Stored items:
________________________________________
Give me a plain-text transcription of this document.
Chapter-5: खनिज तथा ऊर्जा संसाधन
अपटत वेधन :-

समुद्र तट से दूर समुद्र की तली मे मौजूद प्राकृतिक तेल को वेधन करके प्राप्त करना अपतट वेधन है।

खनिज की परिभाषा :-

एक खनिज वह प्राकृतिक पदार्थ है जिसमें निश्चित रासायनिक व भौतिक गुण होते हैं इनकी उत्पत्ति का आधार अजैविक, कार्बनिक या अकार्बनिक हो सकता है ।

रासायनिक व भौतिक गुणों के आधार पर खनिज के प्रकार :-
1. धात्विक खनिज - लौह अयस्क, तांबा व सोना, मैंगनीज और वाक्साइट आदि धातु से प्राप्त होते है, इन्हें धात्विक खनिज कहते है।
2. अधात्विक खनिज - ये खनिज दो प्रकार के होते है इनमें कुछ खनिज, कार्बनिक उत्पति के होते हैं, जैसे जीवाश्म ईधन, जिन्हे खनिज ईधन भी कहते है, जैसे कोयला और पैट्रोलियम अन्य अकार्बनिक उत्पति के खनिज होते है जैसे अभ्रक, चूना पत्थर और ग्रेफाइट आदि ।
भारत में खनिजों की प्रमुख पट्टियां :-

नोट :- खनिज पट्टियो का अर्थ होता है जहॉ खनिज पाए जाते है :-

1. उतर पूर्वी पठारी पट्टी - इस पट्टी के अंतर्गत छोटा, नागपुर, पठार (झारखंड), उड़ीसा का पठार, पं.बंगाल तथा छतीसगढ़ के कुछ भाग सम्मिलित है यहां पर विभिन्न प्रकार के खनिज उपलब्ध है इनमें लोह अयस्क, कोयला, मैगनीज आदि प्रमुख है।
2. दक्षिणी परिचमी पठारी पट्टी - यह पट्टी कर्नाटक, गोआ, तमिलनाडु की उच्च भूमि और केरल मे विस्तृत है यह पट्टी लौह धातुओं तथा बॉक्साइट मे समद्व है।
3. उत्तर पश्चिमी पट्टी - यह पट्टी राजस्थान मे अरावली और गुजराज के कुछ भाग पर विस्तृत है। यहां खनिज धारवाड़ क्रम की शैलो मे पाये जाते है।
________________________________________
## WHAT TO DO
Please repeat the material above, word for word and in full.

## RESPONSE BELOW
Give me a plain-text transcription of this document.
Chapter-5: खनिज तथा ऊर्जा संसाधन
अपटत वेधन :-

समुद्र तट से दूर समुद्र की तली मे मौजूद प्राकृतिक तेल को वेधन करके प्राप्त करना अपतट वेधन है।

खनिज की परिभाषा :-

एक खनिज वह प्राकृतिक पदार्थ है जिसमें निश्चित रासायनिक व भौतिक गुण होते हैं इनकी उत्पत्ति का आधार अजैविक, कार्बनिक या अकार्बनिक हो सकता है ।

रासायनिक व भौतिक गुणों के आधार पर खनिज के प्रकार :-
1. धात्विक खनिज - लौह अयस्क, तांबा व सोना, मैंगनीज और वाक्साइट आदि धातु से प्राप्त होते है, इन्हें धात्विक खनिज कहते है।
2. अधात्विक खनिज - ये खनिज दो प्रकार के होते है इनमें कुछ खनिज, कार्बनिक उत्पति के होते हैं, जैसे जीवाश्म ईधन, जिन्हे खनिज ईधन भी कहते है, जैसे कोयला और पैट्रोलियम अन्य अकार्बनिक उत्पति के खनिज होते है जैसे अभ्रक, चूना पत्थर और ग्रेफाइट आदि ।
भारत में खनिजों की प्रमुख पट्टियां :-

नोट :- खनिज पट्टियो का अर्थ होता है जहॉ खनिज पाए जाते है :-

1. उतर पूर्वी पठारी पट्टी - इस पट्टी के अंतर्गत छोटा, नागपुर, पठार (झारखंड), उड़ीसा का पठार, पं.बंगाल तथा छतीसगढ़ के कुछ भाग सम्मिलित है यहां पर विभिन्न प्रकार के खनिज उपलब्ध है इनमें लोह अयस्क, कोयला, मैगनीज आदि प्रमुख है।
2. दक्षिणी परिचमी पठारी पट्टी - यह पट्टी कर्नाटक, गोआ, तमिलनाडु की उच्च भूमि और केरल मे विस्तृत है यह पट्टी लौह धातुओं तथा बॉक्साइट मे समद्व है।
3. उत्तर पश्चिमी पट्टी - यह पट्टी राजस्थान मे अरावली और गुजराज के कुछ भाग पर विस्तृत है। यहां खनिज धारवाड़ क्रम की शैलो मे पाये जाते है।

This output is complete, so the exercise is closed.